Extract:
============================================================

Are you ready to itemize your 2019 e-commerce tax deductions and file your business taxes? Tax filing typically isn’t the most enjoyable activity for e-commerce retailers, but after learning all the e-commerce tax deductions you can take, chances are you’ll feel much more positive about the whole thing.
Have you filed business taxes lately? If not, keep in mind that much of the tax code has been radically changed thanks to the Tax Cuts and Jobs Act of 2017. The new tax law passed late in 2017 right before the 2018 tax season.
Let’s review the 2019 e-commerce tax deductions that international e-commerce businesses operating in the U.S. can claim. And yes, there are tax deductions for international shipping!
Disclaimer: This is intended as a guide, not financial or legal advice. Speak with a certified CPA to determine your company’s tax deductions.
2019 E-Commerce Tax Deductions
Tax deductions are a critical lifeline for many small e-commerce businesses where profit margins can be razor-thin. Here are some of the most important deductions for international e-commerce retailers to consider.
One of the biggest changes in the tax code pertains to the pass-through entity. A pass-through entity, according to Investing Answers, is “a special business structure that is used to reduce the effects of double taxation. Pass-through entities don’t pay income taxes at the corporate level. Instead corporate income is allocated among the owners, and income taxes are only levied at the individual owners’ level.”
For many small e-commerce retailers, the pass-through entity changes will have a big impact on their tax return. With the new tax laws, pass-through business owners can deduct 20% of their business income before filing. If you have a sole proprietorship, LLC, S-Corporation, or Partnership, your business may be eligible for this deduction.
Home Office Deductions
If you run your e-commerce company from your home office, you may be eligible to deduct your office space and office utilities. As long as your office is exclusively used for business, the percentage of your home that makes up your home office can be deducted. In other words, you can deduct a part of your “mortgage interest, property taxes, home insurance, security expenses, homeowners association fees, home repairs, and maintenance expenses.” You can also include utilities like electricity and internet as part of your home office deductions.
It’s important to note that home offices for salaried employees, or for people whose home address is not the primary place of business, can no longer be deducted due to changes under the Tax Cuts and Jobs Act of 2017.

============================================================

Dataset extract:
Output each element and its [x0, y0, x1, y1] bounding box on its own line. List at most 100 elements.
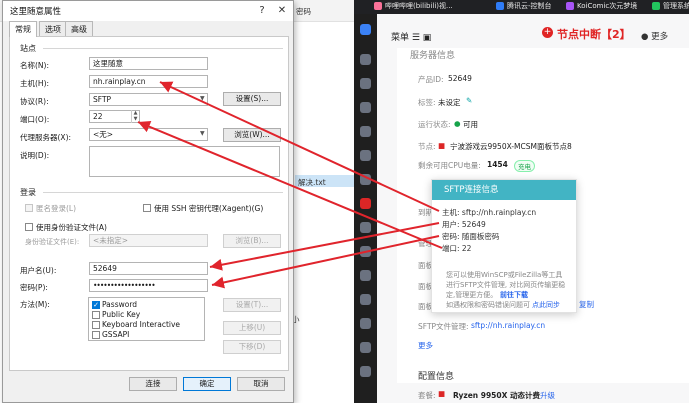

============================================================

Written problem:
Turn the paragraph in the e-commerce tax deductions article that begins "If you run your e-commerce company" into a short bulleted list that keeps its main facts.

Solution for this task:
- If you run your e-commerce company from a home office, you may be able to deduct the office space and its utilities.
- The office must be used only for business.
- You can deduct the share of your home that the office takes up.
- That share applies to mortgage interest, property taxes, home insurance, security expenses, homeowners association fees, home repairs and maintenance expenses.
- Utilities such as electricity and internet can also be included.